## start Data to process
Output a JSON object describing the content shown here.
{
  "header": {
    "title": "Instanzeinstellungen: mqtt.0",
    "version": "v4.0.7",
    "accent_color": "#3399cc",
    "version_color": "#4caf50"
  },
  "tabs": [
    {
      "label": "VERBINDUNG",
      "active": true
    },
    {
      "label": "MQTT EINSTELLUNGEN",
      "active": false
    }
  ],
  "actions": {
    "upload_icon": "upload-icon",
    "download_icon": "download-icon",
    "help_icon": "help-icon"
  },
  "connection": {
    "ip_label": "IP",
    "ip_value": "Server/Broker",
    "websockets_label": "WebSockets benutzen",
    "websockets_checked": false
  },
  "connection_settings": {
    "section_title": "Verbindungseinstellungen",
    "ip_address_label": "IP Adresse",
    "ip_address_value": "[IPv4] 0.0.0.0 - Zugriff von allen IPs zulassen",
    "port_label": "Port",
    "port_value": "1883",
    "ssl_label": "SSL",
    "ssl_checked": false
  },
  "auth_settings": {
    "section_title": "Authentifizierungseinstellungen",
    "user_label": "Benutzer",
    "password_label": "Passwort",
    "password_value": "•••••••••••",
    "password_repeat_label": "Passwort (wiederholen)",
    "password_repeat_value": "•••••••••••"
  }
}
## end Data to process
### [Task directions]
Please restate the records in full, word for word.

### [Output of the task]
Output a JSON object describing the content shown here.
{
  "header": {
    "title": "Instanzeinstellungen: mqtt.0",
    "version": "v4.0.7",
    "accent_color": "#3399cc",
    "version_color": "#4caf50"
  },
  "tabs": [
    {
      "label": "VERBINDUNG",
      "active": true
    },
    {
      "label": "MQTT EINSTELLUNGEN",
      "active": false
    }
  ],
  "actions": {
    "upload_icon": "upload-icon",
    "download_icon": "download-icon",
    "help_icon": "help-icon"
  },
  "connection": {
    "ip_label": "IP",
    "ip_value": "Server/Broker",
    "websockets_label": "WebSockets benutzen",
    "websockets_checked": false
  },
  "connection_settings": {
    "section_title": "Verbindungseinstellungen",
    "ip_address_label": "IP Adresse",
    "ip_address_value": "[IPv4] 0.0.0.0 - Zugriff von allen IPs zulassen",
    "port_label": "Port",
    "port_value": "1883",
    "ssl_label": "SSL",
    "ssl_checked": false
  },
  "auth_settings": {
    "section_title": "Authentifizierungseinstellungen",
    "user_label": "Benutzer",
    "password_label": "Passwort",
    "password_value": "•••••••••••",
    "password_repeat_label": "Passwort (wiederholen)",
    "password_repeat_value": "•••••••••••"
  }
}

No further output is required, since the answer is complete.